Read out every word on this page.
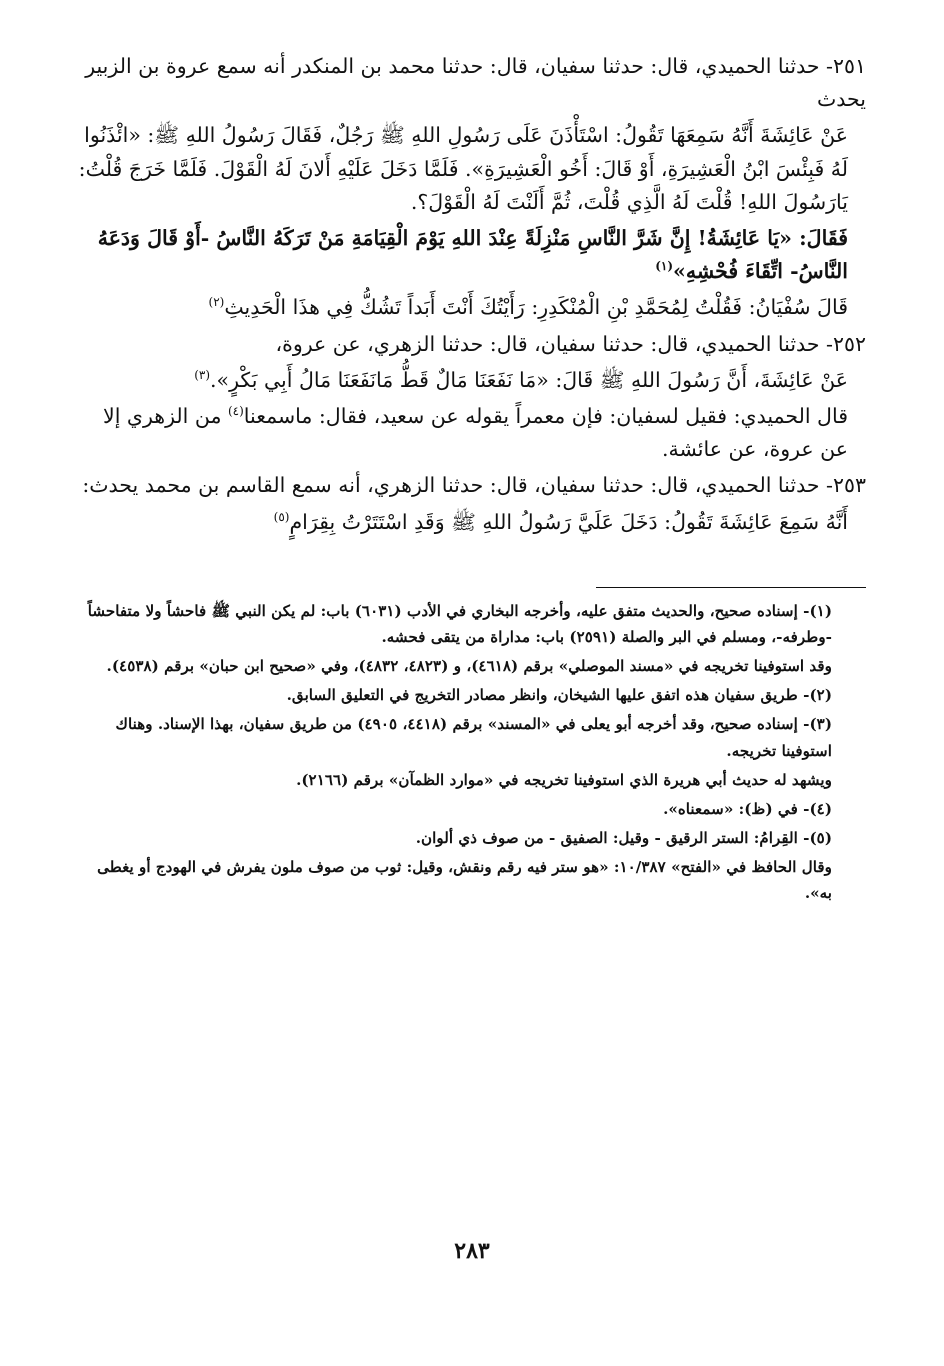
٢٥١- حدثنا الحميدي، قال: حدثنا سفيان، قال: حدثنا محمد بن المنكدر أنه سمع عروة بن الزبير يحدث

عَنْ عَائِشَةَ أَنَّهُ سَمِعَهَا تَقُولُ: اسْتَأْذَنَ عَلَى رَسُولِ اللهِ ﷺ رَجُلٌ، فَقَالَ رَسُولُ اللهِ ﷺ: «ائْذَنُوا لَهُ فَبِئْسَ ابْنُ الْعَشِيرَةِ، أَوْ قَالَ: أَخُو الْعَشِيرَةِ». فَلَمَّا دَخَلَ عَلَيْهِ أَلانَ لَهُ الْقَوْلَ. فَلَمَّا خَرَجَ قُلْتُ: يَارَسُولَ اللهِ! قُلْتَ لَهُ الَّذِي قُلْتَ، ثُمَّ أَلَنْتَ لَهُ الْقَوْلَ؟.

فَقَالَ: «يَا عَائِشَةُ! إِنَّ شَرَّ النَّاسِ مَنْزِلَةً عِنْدَ اللهِ يَوْمَ الْقِيَامَةِ مَنْ تَرَكَهُ النَّاسُ -أَوْ قَالَ وَدَعَهُ النَّاسُ- اتِّقَاءَ فُحْشِهِ»$^{(١)}$

قَالَ سُفْيَانُ: فَقُلْتُ لِمُحَمَّدِ بْنِ الْمُنْكَدِرِ: رَأَيْتُكَ أَنْتَ أَبَداً تَشُكُّ فِي هذَا الْحَدِيثِ$^{(٢)}$

٢٥٢- حدثنا الحميدي، قال: حدثنا سفيان، قال: حدثنا الزهري، عن عروة،

عَنْ عَائِشَةَ، أَنَّ رَسُولَ اللهِ ﷺ قَالَ: «مَا نَفَعَنَا مَالٌ قَطُّ مَانَفَعَنَا مَالُ أَبِي بَكْرٍ».$^{(٣)}$

قال الحميدي: فقيل لسفيان: فإن معمراً يقوله عن سعيد، فقال: ماسمعنا$^{(٤)}$ من الزهري إلا عن عروة، عن عائشة.

٢٥٣- حدثنا الحميدي، قال: حدثنا سفيان، قال: حدثنا الزهري، أنه سمع القاسم بن محمد يحدث:

أَنَّهُ سَمِعَ عَائِشَةَ تَقُولُ: دَخَلَ عَلَيَّ رَسُولُ اللهِ ﷺ وَقَدِ اسْتَتَرْتُ بِقِرَامٍ$^{(٥)}$

(١)- إسناده صحيح، والحديث متفق عليه، وأخرجه البخاري في الأدب (٦٠٣١) باب: لم يكن النبي ﷺ فاحشاً ولا متفاحشاً -وطرفه-، ومسلم في البر والصلة (٢٥٩١) باب: مداراة من يتقى فحشه.

وقد استوفينا تخريجه في «مسند الموصلي» برقم (٤٦١٨)، و (٤٨٢٣، ٤٨٣٢)، وفي «صحيح ابن حبان» برقم (٤٥٣٨).

(٢)- طريق سفيان هذه اتفق عليها الشيخان، وانظر مصادر التخريج في التعليق السابق.

(٣)- إسناده صحيح، وقد أخرجه أبو يعلى في «المسند» برقم (٤٤١٨، ٤٩٠٥) من طريق سفيان، بهذا الإسناد. وهناك استوفينا تخريجه.

ويشهد له حديث أبي هريرة الذي استوفينا تخريجه في «موارد الظمآن» برقم (٢١٦٦).

(٤)- في (ظ): «سمعناه».

(٥)- القِرامُ: الستر الرقيق - وقيل: الصفيق - من صوف ذي ألوان.

وقال الحافظ في «الفتح» ١٠/٣٨٧: «هو ستر فيه رقم ونقش، وقيل: ثوب من صوف ملون يفرش في الهودج أو يغطى به».

٢٨٣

________________

**Task to complete**
For the string "تخريجه", count the lines of the entries above that include it; answer with the number only.

**The output**
3